(Items listed in a dataset)
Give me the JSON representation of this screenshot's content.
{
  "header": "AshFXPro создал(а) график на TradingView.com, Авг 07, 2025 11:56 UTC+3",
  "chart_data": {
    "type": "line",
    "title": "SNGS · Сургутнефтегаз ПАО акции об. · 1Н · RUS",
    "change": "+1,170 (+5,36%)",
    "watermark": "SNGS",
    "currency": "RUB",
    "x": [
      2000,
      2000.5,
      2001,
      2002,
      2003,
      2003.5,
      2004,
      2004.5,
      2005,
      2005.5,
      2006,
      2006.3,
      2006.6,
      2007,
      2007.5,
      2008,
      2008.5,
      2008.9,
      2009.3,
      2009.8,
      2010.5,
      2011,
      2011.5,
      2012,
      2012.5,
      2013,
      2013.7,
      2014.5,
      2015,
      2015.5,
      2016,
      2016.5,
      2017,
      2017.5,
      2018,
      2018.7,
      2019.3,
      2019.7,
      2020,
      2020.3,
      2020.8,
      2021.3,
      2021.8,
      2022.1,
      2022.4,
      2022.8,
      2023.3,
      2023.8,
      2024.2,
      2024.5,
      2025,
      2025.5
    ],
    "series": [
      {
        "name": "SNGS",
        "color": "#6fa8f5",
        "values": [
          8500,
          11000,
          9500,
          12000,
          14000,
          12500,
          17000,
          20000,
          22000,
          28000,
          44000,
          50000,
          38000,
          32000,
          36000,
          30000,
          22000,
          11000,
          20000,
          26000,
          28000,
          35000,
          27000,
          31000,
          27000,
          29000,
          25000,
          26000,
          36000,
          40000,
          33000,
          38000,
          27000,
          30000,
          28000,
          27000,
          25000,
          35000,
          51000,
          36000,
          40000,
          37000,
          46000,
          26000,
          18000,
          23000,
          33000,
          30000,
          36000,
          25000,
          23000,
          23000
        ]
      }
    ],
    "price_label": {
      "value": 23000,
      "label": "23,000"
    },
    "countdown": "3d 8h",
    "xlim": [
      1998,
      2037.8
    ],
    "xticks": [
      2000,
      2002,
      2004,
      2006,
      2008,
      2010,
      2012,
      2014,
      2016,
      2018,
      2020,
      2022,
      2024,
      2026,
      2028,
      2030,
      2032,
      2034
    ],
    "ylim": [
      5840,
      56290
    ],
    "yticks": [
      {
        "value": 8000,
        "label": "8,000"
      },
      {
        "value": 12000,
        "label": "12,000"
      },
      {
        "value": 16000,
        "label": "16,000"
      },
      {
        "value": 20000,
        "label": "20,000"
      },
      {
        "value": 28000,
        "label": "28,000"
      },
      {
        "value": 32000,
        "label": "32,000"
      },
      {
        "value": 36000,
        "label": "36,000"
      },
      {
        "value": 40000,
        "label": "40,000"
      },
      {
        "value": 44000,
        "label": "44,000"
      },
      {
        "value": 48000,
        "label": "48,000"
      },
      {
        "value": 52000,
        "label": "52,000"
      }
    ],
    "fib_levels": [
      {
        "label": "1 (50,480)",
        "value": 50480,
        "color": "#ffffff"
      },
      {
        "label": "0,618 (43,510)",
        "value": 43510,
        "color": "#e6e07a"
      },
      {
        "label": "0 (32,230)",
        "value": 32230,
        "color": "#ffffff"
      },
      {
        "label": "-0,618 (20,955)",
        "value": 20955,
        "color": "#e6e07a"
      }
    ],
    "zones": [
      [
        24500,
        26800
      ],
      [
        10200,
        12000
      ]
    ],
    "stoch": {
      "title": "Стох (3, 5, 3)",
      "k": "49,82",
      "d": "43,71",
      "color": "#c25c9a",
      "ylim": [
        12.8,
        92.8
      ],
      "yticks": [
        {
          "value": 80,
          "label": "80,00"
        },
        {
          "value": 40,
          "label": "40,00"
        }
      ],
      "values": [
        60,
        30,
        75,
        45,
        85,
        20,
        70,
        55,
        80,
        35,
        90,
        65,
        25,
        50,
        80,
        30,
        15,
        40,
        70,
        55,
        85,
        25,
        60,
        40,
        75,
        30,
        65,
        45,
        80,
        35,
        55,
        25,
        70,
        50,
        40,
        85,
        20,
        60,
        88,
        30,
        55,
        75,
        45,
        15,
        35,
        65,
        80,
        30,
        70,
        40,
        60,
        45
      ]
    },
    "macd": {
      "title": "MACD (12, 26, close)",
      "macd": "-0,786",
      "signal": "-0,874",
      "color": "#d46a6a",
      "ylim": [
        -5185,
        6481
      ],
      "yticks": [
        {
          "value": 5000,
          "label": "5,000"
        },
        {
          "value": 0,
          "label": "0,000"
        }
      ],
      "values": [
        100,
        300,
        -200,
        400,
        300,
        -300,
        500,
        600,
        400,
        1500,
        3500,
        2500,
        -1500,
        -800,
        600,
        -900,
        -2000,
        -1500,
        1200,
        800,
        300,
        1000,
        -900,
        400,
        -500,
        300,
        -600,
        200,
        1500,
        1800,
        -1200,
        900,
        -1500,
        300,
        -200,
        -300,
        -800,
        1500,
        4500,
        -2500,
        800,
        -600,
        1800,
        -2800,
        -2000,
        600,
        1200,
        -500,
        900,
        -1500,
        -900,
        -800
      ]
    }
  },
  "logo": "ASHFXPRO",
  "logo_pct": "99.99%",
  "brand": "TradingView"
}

_Directions_. Your task is to repeat the data exactly, with nothing left out.

_Task result_.
Give me the JSON representation of this screenshot's content.
{
  "header": "AshFXPro создал(а) график на TradingView.com, Авг 07, 2025 11:56 UTC+3",
  "chart_data": {
    "type": "line",
    "title": "SNGS · Сургутнефтегаз ПАО акции об. · 1Н · RUS",
    "change": "+1,170 (+5,36%)",
    "watermark": "SNGS",
    "currency": "RUB",
    "x": [
      2000,
      2000.5,
      2001,
      2002,
      2003,
      2003.5,
      2004,
      2004.5,
      2005,
      2005.5,
      2006,
      2006.3,
      2006.6,
      2007,
      2007.5,
      2008,
      2008.5,
      2008.9,
      2009.3,
      2009.8,
      2010.5,
      2011,
      2011.5,
      2012,
      2012.5,
      2013,
      2013.7,
      2014.5,
      2015,
      2015.5,
      2016,
      2016.5,
      2017,
      2017.5,
      2018,
      2018.7,
      2019.3,
      2019.7,
      2020,
      2020.3,
      2020.8,
      2021.3,
      2021.8,
      2022.1,
      2022.4,
      2022.8,
      2023.3,
      2023.8,
      2024.2,
      2024.5,
      2025,
      2025.5
    ],
    "series": [
      {
        "name": "SNGS",
        "color": "#6fa8f5",
        "values": [
          8500,
          11000,
          9500,
          12000,
          14000,
          12500,
          17000,
          20000,
          22000,
          28000,
          44000,
          50000,
          38000,
          32000,
          36000,
          30000,
          22000,
          11000,
          20000,
          26000,
          28000,
          35000,
          27000,
          31000,
          27000,
          29000,
          25000,
          26000,
          36000,
          40000,
          33000,
          38000,
          27000,
          30000,
          28000,
          27000,
          25000,
          35000,
          51000,
          36000,
          40000,
          37000,
          46000,
          26000,
          18000,
          23000,
          33000,
          30000,
          36000,
          25000,
          23000,
          23000
        ]
      }
    ],
    "price_label": {
      "value": 23000,
      "label": "23,000"
    },
    "countdown": "3d 8h",
    "xlim": [
      1998,
      2037.8
    ],
    "xticks": [
      2000,
      2002,
      2004,
      2006,
      2008,
      2010,
      2012,
      2014,
      2016,
      2018,
      2020,
      2022,
      2024,
      2026,
      2028,
      2030,
      2032,
      2034
    ],
    "ylim": [
      5840,
      56290
    ],
    "yticks": [
      {
        "value": 8000,
        "label": "8,000"
      },
      {
        "value": 12000,
        "label": "12,000"
      },
      {
        "value": 16000,
        "label": "16,000"
      },
      {
        "value": 20000,
        "label": "20,000"
      },
      {
        "value": 28000,
        "label": "28,000"
      },
      {
        "value": 32000,
        "label": "32,000"
      },
      {
        "value": 36000,
        "label": "36,000"
      },
      {
        "value": 40000,
        "label": "40,000"
      },
      {
        "value": 44000,
        "label": "44,000"
      },
      {
        "value": 48000,
        "label": "48,000"
      },
      {
        "value": 52000,
        "label": "52,000"
      }
    ],
    "fib_levels": [
      {
        "label": "1 (50,480)",
        "value": 50480,
        "color": "#ffffff"
      },
      {
        "label": "0,618 (43,510)",
        "value": 43510,
        "color": "#e6e07a"
      },
      {
        "label": "0 (32,230)",
        "value": 32230,
        "color": "#ffffff"
      },
      {
        "label": "-0,618 (20,955)",
        "value": 20955,
        "color": "#e6e07a"
      }
    ],
    "zones": [
      [
        24500,
        26800
      ],
      [
        10200,
        12000
      ]
    ],
    "stoch": {
      "title": "Стох (3, 5, 3)",
      "k": "49,82",
      "d": "43,71",
      "color": "#c25c9a",
      "ylim": [
        12.8,
        92.8
      ],
      "yticks": [
        {
          "value": 80,
          "label": "80,00"
        },
        {
          "value": 40,
          "label": "40,00"
        }
      ],
      "values": [
        60,
        30,
        75,
        45,
        85,
        20,
        70,
        55,
        80,
        35,
        90,
        65,
        25,
        50,
        80,
        30,
        15,
        40,
        70,
        55,
        85,
        25,
        60,
        40,
        75,
        30,
        65,
        45,
        80,
        35,
        55,
        25,
        70,
        50,
        40,
        85,
        20,
        60,
        88,
        30,
        55,
        75,
        45,
        15,
        35,
        65,
        80,
        30,
        70,
        40,
        60,
        45
      ]
    },
    "macd": {
      "title": "MACD (12, 26, close)",
      "macd": "-0,786",
      "signal": "-0,874",
      "color": "#d46a6a",
      "ylim": [
        -5185,
        6481
      ],
      "yticks": [
        {
          "value": 5000,
          "label": "5,000"
        },
        {
          "value": 0,
          "label": "0,000"
        }
      ],
      "values": [
        100,
        300,
        -200,
        400,
        300,
        -300,
        500,
        600,
        400,
        1500,
        3500,
        2500,
        -1500,
        -800,
        600,
        -900,
        -2000,
        -1500,
        1200,
        800,
        300,
        1000,
        -900,
        400,
        -500,
        300,
        -600,
        200,
        1500,
        1800,
        -1200,
        900,
        -1500,
        300,
        -200,
        -300,
        -800,
        1500,
        4500,
        -2500,
        800,
        -600,
        1800,
        -2800,
        -2000,
        600,
        1200,
        -500,
        900,
        -1500,
        -900,
        -800
      ]
    }
  },
  "logo": "ASHFXPRO",
  "logo_pct": "99.99%",
  "brand": "TradingView"
}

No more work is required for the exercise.